Problem to work on> All the records that follow need to be reproduced exactly. Omit the images.

Source records>

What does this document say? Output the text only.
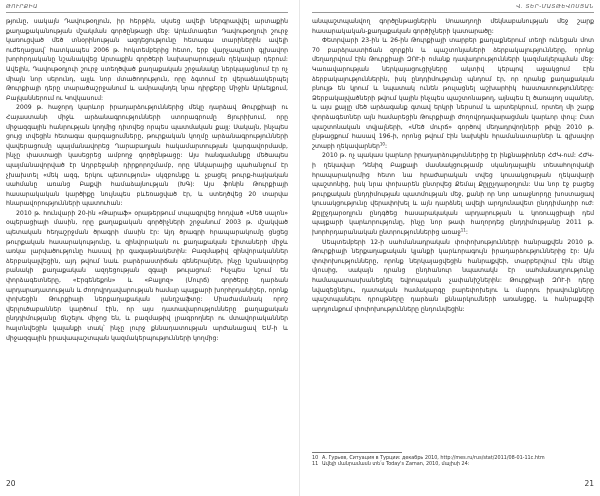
ԹՈՒՐՔԻԱ

թյունը, սակայն Դավութօղլուն, իր հերթին, սկսեց ավելի ներգրավվել արտաքին քաղաքականության մշակման գործընթացի մեջ: Արևմտագետ Դավութօղլուի շուրջ կառուցված մեծ տնօրինության ազդեցությունը հետագա տարիներին ավելի ուժեղացավ՝ հատկապես 2006 թ. հոկտեմբերից հետո, երբ վարչապետի գլխավոր խորհրդականը նշանակվեց Արտաքին գործերի նախարարության ղեկավար դերում: Ավելին, Դավութօղլուի շուրջ ստեղծված քաղաքական շրջանակը ներկայացնում էր ոչ միայն նոր սերունդ, այլև նոր մտածողություն, որը ձգտում էր վերաձևակերպել Թուրքիայի դերը տարածաշրջանում և ամրապնդել նրա դիրքերը Միջին Արևելքում, Բալկաններում ու Կովկասում:

2009 թ. հաջորդ կարևոր իրադարձություններից մեկը դարձավ Թուրքիայի ու Հայաստանի միջև արձանագրությունների ստորագրումը Ցյուրիխում, որը միջազգային հանրության կողմից դիտվեց որպես պատմական քայլ: Սակայն, ինչպես ցույց տվեցին հետագա զարգացումները, թուրքական կողմը արձանագրությունների վավերացումը պայմանավորեց Ղարաբաղյան հակամարտության կարգավորմամբ, ինչը փաստացի կասեցրեց ամբողջ գործընթացը: Այս հանգամանքը մեծապես պայմանավորված էր Ադրբեջանի դիրքորոշմամբ, որը Անկարայից պահանջում էր չխախտել «մեկ ազգ, երկու պետություն» սկզբունքը և չբացել թուրք-հայկական սահմանը առանց Բաքվի համաձայնության (ԽԳ): Այս ֆոնին Թուրքիայի հասարակական կարծիքը նույնպես բևեռացված էր, և ստեղծվեց 20 տարվա հնարավորությունների պատուհան:

2010 թ. հունվարի 20-ին «Թարաֆ» օրաթերթում տպագրվեց հոդված «Մեծ սալոն» օպերացիայի մասին, որը քաղաքական գործիչների շրջանում 2003 թ. մշակված պետական հեղաշրջման ծրագրի մասին էր: Այդ ծրագրի հրապարակումը ցնցեց թուրքական հասարակությունը, և զինվորական ու քաղաքական էլիտաների միջև առկա լարվածությունը հասավ իր գագաթնակետին: Բազմաթիվ զինվորականներ ձերբակալվեցին, այդ թվում նաև բարձրաստիճան գեներալներ, ինչը նշանավորեց բանակի քաղաքական ազդեցության զգալի թուլացում: Ինչպես նշում են փորձագետները, «Էրգենեքոն» և «Բալյոզ» (Մուրճ) գործերը դարձան արդարադատության և ժողովրդավարության համար պայքարի խորհրդանիշեր, որոնք փոխեցին Թուրքիայի ներքաղաքական լանդշաֆտը: Միաժամանակ որոշ վերլուծաբաններ կարծում էին, որ այս դատավարությունները քաղաքական ընդդիմությանը ճնշելու միջոց են, և բազմաթիվ լրագրողներ ու մտավորականներ հայտնվեցին կալանքի տակ՝ ինչը լուրջ քննադատության արժանացավ ԵՄ-ի և միջազգային իրավապաշտպան կազմակերպությունների կողմից:

20
Վ. ՏԵՐ-ՄԱՏԹԵՎՈՍՅԱՆ

անպաշտպանվող գործընթացներին Սոաադողի մեկնաբանության մեջ շարք հասարակական-քաղաքական գործիչների կատարածը:

Փետրվարի 23-ին և 26-ին Թուրքիայի տարբեր քաղաքներում տեղի ունեցան մոտ 70 բարձրաստիճան զորքին և պաշտոնյաների ձերբակալությունները, որոնք մեղադրվում էին Թուրքիայի ԶՈՒ-ի ոմանք դավադրությունների կազմակերպման մեջ: Կառավարության ներկայացուցիչները ակտիվ կերպով աջակցում էին ձերբակալություններին, իսկ ընդդիմությունը պնդում էր, որ դրանք քաղաքական բնույթ են կրում և նպատակ ունեն թուլացնել աշխարհիկ հաստատությունները: Ձերբակալվածների թվում կային ինչպես պաշտոնաթող, այնպես էլ ծառայող սպաներ, և այս քայլը մեծ արձագանք գտավ երկրի ներսում և արտերկրում, որտեղ մի շարք փորձագետներ այն համարեցին Թուրքիայի ժողովրդավարացման կարևոր փուլ: Ըստ պաշտոնական տվյալների, «Մեծ մուրճ» գործով մեղադրվողների թիվը 2010 թ. ընթացքում հասավ 196-ի, որոնց թվում էին նախկին հրամանատարներ և գլխավոր շտաբի ղեկավարներ$^{10}$:

2010 թ. ոչ պակաս կարևոր իրադարձություններից էր ինքնաթիռներ ՀԺԿ-ում: ՀԺԿ-ի ղեկավար Դենիզ Բայքալի մասնակցությամբ սկանդալային տեսահոլովակի հրապարակումից հետո նա հրաժարական տվեց կուսակցության ղեկավարի պաշտոնից, իսկ նրա փոխարեն ընտրվեց Քեմալ Քըլըչդարօղլուն: Սա նոր էջ բացեց թուրքական ընդդիմության պատմության մեջ, քանի որ նոր առաջնորդը խոստացավ կուսակցությունը վերափոխել և այն դարձնել ավելի արդյունավետ ընդդիմադիր ուժ: Քըլըչդարօղլուն ընդգծեց հասարակական արդարության և կոռուպցիայի դեմ պայքարի կարևորությունը, ինչը նոր թափ հաղորդեց ընդդիմությանը 2011 թ. խորհրդարանական ընտրություններից առաջ$^{11}$:

Սեպտեմբերի 12-ի սահմանադրական փոփոխությունների հանրաքվեն 2010 թ. Թուրքիայի ներքաղաքական կյանքի կարևորագույն իրադարձություններից էր: Այն փոփոխությունները, որոնք ներկայացվեցին հանրաքվեի, տարբերվում էին մեկը մյուսից, սակայն դրանց ընդհանուր նպատակն էր սահմանադրությունը համապատասխանեցնել եվրոպական չափանիշներին: Թուրքիայի ԶՈՒ-ի դերը նվազեցնելու, դատական համակարգը բարեփոխելու և մարդու իրավունքները պաշտպանելու դրույթները դարձան քննարկումների առանցքը, և հանրաքվեի արդյունքում փոփոխությունները ընդունվեցին:

10 А. Гурьев, Ситуация в Турции: декабрь 2010, http://mes.ru/rus/stat/2011/08-01-11c.htm
11 Ավելի մանրամասն տե՛ս Today's Zaman, 2010, մայիսի 24:
21
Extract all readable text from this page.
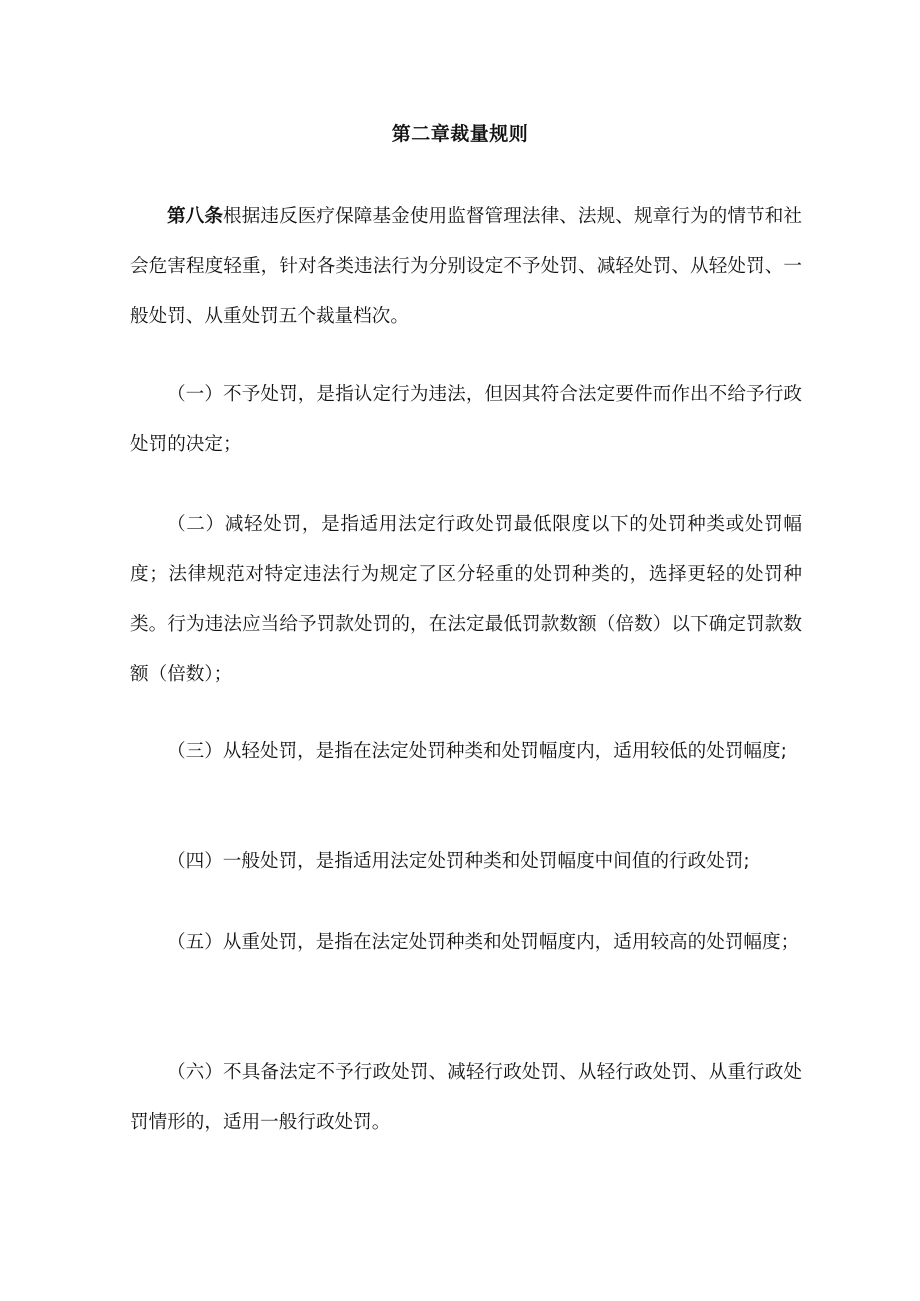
第二章裁量规则

第八条根据违反医疗保障基金使用监督管理法律、法规、规章行为的情节和社会危害程度轻重，针对各类违法行为分别设定不予处罚、减轻处罚、从轻处罚、一般处罚、从重处罚五个裁量档次。

（一）不予处罚，是指认定行为违法，但因其符合法定要件而作出不给予行政处罚的决定；

（二）减轻处罚，是指适用法定行政处罚最低限度以下的处罚种类或处罚幅度；法律规范对特定违法行为规定了区分轻重的处罚种类的，选择更轻的处罚种类。行为违法应当给予罚款处罚的，在法定最低罚款数额（倍数）以下确定罚款数额（倍数）；

（三）从轻处罚，是指在法定处罚种类和处罚幅度内，适用较低的处罚幅度;

（四）一般处罚，是指适用法定处罚种类和处罚幅度中间值的行政处罚;

（五）从重处罚，是指在法定处罚种类和处罚幅度内，适用较高的处罚幅度；

（六）不具备法定不予行政处罚、减轻行政处罚、从轻行政处罚、从重行政处罚情形的，适用一般行政处罚。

Task output>
What does this document say? Output the text only.
ԹՈՒՐՔԻԱ

թյունը, սակայն Դավութօղլուն, իր հերթին, սկսեց ավելի ներգրավվել արտաքին քաղաքականության մշակման գործընթացի մեջ: Արևմտագետ Դավութօղլուի շուրջ կառուցված մեծ տնօրինության ազդեցությունը հետագա տարիներին ավելի ուժեղացավ՝ հատկապես 2006 թ. հոկտեմբերից հետո, երբ վարչապետի գլխավոր խորհրդականը նշանակվեց Արտաքին գործերի նախարարության ղեկավար դերում: Ավելին, Դավութօղլուի շուրջ ստեղծված քաղաքական շրջանակը ներկայացնում էր ոչ միայն նոր սերունդ, այլև նոր մտածողություն, որը ձգտում էր վերաձևակերպել Թուրքիայի դերը տարածաշրջանում և ամրապնդել նրա դիրքերը Միջին Արևելքում, Բալկաններում ու Կովկասում:

2009 թ. հաջորդ կարևոր իրադարձություններից մեկը դարձավ Թուրքիայի ու Հայաստանի միջև արձանագրությունների ստորագրումը Ցյուրիխում, որը միջազգային հանրության կողմից դիտվեց որպես պատմական քայլ: Սակայն, ինչպես ցույց տվեցին հետագա զարգացումները, թուրքական կողմը արձանագրությունների վավերացումը պայմանավորեց Ղարաբաղյան հակամարտության կարգավորմամբ, ինչը փաստացի կասեցրեց ամբողջ գործընթացը: Այս հանգամանքը մեծապես պայմանավորված էր Ադրբեջանի դիրքորոշմամբ, որը Անկարայից պահանջում էր չխախտել «մեկ ազգ, երկու պետություն» սկզբունքը և չբացել թուրք-հայկական սահմանը առանց Բաքվի համաձայնության (ԽԳ): Այս ֆոնին Թուրքիայի հասարակական կարծիքը նույնպես բևեռացված էր, և ստեղծվեց 20 տարվա հնարավորությունների պատուհան:

2010 թ. հունվարի 20-ին «Թարաֆ» օրաթերթում տպագրվեց հոդված «Մեծ սալոն» օպերացիայի մասին, որը քաղաքական գործիչների շրջանում 2003 թ. մշակված պետական հեղաշրջման ծրագրի մասին էր: Այդ ծրագրի հրապարակումը ցնցեց թուրքական հասարակությունը, և զինվորական ու քաղաքական էլիտաների միջև առկա լարվածությունը հասավ իր գագաթնակետին: Բազմաթիվ զինվորականներ ձերբակալվեցին, այդ թվում նաև բարձրաստիճան գեներալներ, ինչը նշանավորեց բանակի քաղաքական ազդեցության զգալի թուլացում: Ինչպես նշում են փորձագետները, «Էրգենեքոն» և «Բալյոզ» (Մուրճ) գործերը դարձան արդարադատության և ժողովրդավարության համար պայքարի խորհրդանիշեր, որոնք փոխեցին Թուրքիայի ներքաղաքական լանդշաֆտը: Միաժամանակ որոշ վերլուծաբաններ կարծում էին, որ այս դատավարությունները քաղաքական ընդդիմությանը ճնշելու միջոց են, և բազմաթիվ լրագրողներ ու մտավորականներ հայտնվեցին կալանքի տակ՝ ինչը լուրջ քննադատության արժանացավ ԵՄ-ի և միջազգային իրավապաշտպան կազմակերպությունների կողմից:

20
Վ. ՏԵՐ-ՄԱՏԹԵՎՈՍՅԱՆ

անպաշտպանվող գործընթացներին Սոաադողի մեկնաբանության մեջ շարք հասարակական-քաղաքական գործիչների կատարածը:

Փետրվարի 23-ին և 26-ին Թուրքիայի տարբեր քաղաքներում տեղի ունեցան մոտ 70 բարձրաստիճան զորքին և պաշտոնյաների ձերբակալությունները, որոնք մեղադրվում էին Թուրքիայի ԶՈՒ-ի ոմանք դավադրությունների կազմակերպման մեջ: Կառավարության ներկայացուցիչները ակտիվ կերպով աջակցում էին ձերբակալություններին, իսկ ընդդիմությունը պնդում էր, որ դրանք քաղաքական բնույթ են կրում և նպատակ ունեն թուլացնել աշխարհիկ հաստատությունները: Ձերբակալվածների թվում կային ինչպես պաշտոնաթող, այնպես էլ ծառայող սպաներ, և այս քայլը մեծ արձագանք գտավ երկրի ներսում և արտերկրում, որտեղ մի շարք փորձագետներ այն համարեցին Թուրքիայի ժողովրդավարացման կարևոր փուլ: Ըստ պաշտոնական տվյալների, «Մեծ մուրճ» գործով մեղադրվողների թիվը 2010 թ. ընթացքում հասավ 196-ի, որոնց թվում էին նախկին հրամանատարներ և գլխավոր շտաբի ղեկավարներ$^{10}$:

2010 թ. ոչ պակաս կարևոր իրադարձություններից էր ինքնաթիռներ ՀԺԿ-ում: ՀԺԿ-ի ղեկավար Դենիզ Բայքալի մասնակցությամբ սկանդալային տեսահոլովակի հրապարակումից հետո նա հրաժարական տվեց կուսակցության ղեկավարի պաշտոնից, իսկ նրա փոխարեն ընտրվեց Քեմալ Քըլըչդարօղլուն: Սա նոր էջ բացեց թուրքական ընդդիմության պատմության մեջ, քանի որ նոր առաջնորդը խոստացավ կուսակցությունը վերափոխել և այն դարձնել ավելի արդյունավետ ընդդիմադիր ուժ: Քըլըչդարօղլուն ընդգծեց հասարակական արդարության և կոռուպցիայի դեմ պայքարի կարևորությունը, ինչը նոր թափ հաղորդեց ընդդիմությանը 2011 թ. խորհրդարանական ընտրություններից առաջ$^{11}$:

Սեպտեմբերի 12-ի սահմանադրական փոփոխությունների հանրաքվեն 2010 թ. Թուրքիայի ներքաղաքական կյանքի կարևորագույն իրադարձություններից էր: Այն փոփոխությունները, որոնք ներկայացվեցին հանրաքվեի, տարբերվում էին մեկը մյուսից, սակայն դրանց ընդհանուր նպատակն էր սահմանադրությունը համապատասխանեցնել եվրոպական չափանիշներին: Թուրքիայի ԶՈՒ-ի դերը նվազեցնելու, դատական համակարգը բարեփոխելու և մարդու իրավունքները պաշտպանելու դրույթները դարձան քննարկումների առանցքը, և հանրաքվեի արդյունքում փոփոխությունները ընդունվեցին:

10 А. Гурьев, Ситуация в Турции: декабрь 2010, http://mes.ru/rus/stat/2011/08-01-11c.htm
11 Ավելի մանրամասն տե՛ս Today's Zaman, 2010, մայիսի 24:
21
Extract all readable text from this page.
第二章裁量规则

第八条根据违反医疗保障基金使用监督管理法律、法规、规章行为的情节和社会危害程度轻重，针对各类违法行为分别设定不予处罚、减轻处罚、从轻处罚、一般处罚、从重处罚五个裁量档次。

（一）不予处罚，是指认定行为违法，但因其符合法定要件而作出不给予行政处罚的决定；

（二）减轻处罚，是指适用法定行政处罚最低限度以下的处罚种类或处罚幅度；法律规范对特定违法行为规定了区分轻重的处罚种类的，选择更轻的处罚种类。行为违法应当给予罚款处罚的，在法定最低罚款数额（倍数）以下确定罚款数额（倍数）；

（三）从轻处罚，是指在法定处罚种类和处罚幅度内，适用较低的处罚幅度;

（四）一般处罚，是指适用法定处罚种类和处罚幅度中间值的行政处罚;

（五）从重处罚，是指在法定处罚种类和处罚幅度内，适用较高的处罚幅度；

（六）不具备法定不予行政处罚、减轻行政处罚、从轻行政处罚、从重行政处罚情形的，适用一般行政处罚。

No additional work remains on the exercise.